Locate all lines with the word "Νέας" and copy them out.
+===+
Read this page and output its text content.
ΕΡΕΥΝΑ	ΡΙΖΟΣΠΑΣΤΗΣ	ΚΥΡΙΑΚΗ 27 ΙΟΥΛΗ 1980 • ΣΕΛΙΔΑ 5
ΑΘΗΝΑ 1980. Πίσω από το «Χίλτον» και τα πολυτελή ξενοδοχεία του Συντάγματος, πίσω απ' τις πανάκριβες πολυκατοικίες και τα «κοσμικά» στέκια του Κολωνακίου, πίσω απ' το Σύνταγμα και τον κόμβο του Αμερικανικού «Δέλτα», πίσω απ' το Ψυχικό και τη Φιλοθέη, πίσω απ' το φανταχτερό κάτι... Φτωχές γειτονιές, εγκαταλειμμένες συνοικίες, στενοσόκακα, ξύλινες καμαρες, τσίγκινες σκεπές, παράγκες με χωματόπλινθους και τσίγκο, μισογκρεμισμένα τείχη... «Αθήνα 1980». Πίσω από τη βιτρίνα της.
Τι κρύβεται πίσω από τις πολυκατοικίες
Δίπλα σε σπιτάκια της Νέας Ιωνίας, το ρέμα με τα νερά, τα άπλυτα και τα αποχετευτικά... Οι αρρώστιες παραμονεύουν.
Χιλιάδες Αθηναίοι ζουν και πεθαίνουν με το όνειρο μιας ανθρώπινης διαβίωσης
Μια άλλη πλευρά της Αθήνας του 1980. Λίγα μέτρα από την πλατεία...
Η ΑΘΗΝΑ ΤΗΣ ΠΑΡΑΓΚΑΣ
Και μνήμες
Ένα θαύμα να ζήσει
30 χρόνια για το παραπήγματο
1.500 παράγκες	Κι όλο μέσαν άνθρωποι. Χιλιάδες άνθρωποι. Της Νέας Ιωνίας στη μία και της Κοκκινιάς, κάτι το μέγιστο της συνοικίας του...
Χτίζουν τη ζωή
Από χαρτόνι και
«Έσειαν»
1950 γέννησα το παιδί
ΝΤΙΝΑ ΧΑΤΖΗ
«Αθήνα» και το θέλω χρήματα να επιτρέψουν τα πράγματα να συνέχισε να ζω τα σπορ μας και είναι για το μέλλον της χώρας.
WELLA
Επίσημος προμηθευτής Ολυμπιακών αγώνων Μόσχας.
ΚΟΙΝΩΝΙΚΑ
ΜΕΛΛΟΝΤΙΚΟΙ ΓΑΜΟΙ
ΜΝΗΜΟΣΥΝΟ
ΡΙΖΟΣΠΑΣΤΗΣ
+===+
**Task result:**
Δίπλα σε σπιτάκια της Νέας Ιωνίας, το ρέμα με τα νερά, τα άπλυτα και τα αποχετευτικά... Οι αρρώστιες παραμονεύουν.
1.500 παράγκες	Κι όλο μέσαν άνθρωποι. Χιλιάδες άνθρωποι. Της Νέας Ιωνίας στη μία και της Κοκκινιάς, κάτι το μέγιστο της συνοικίας του...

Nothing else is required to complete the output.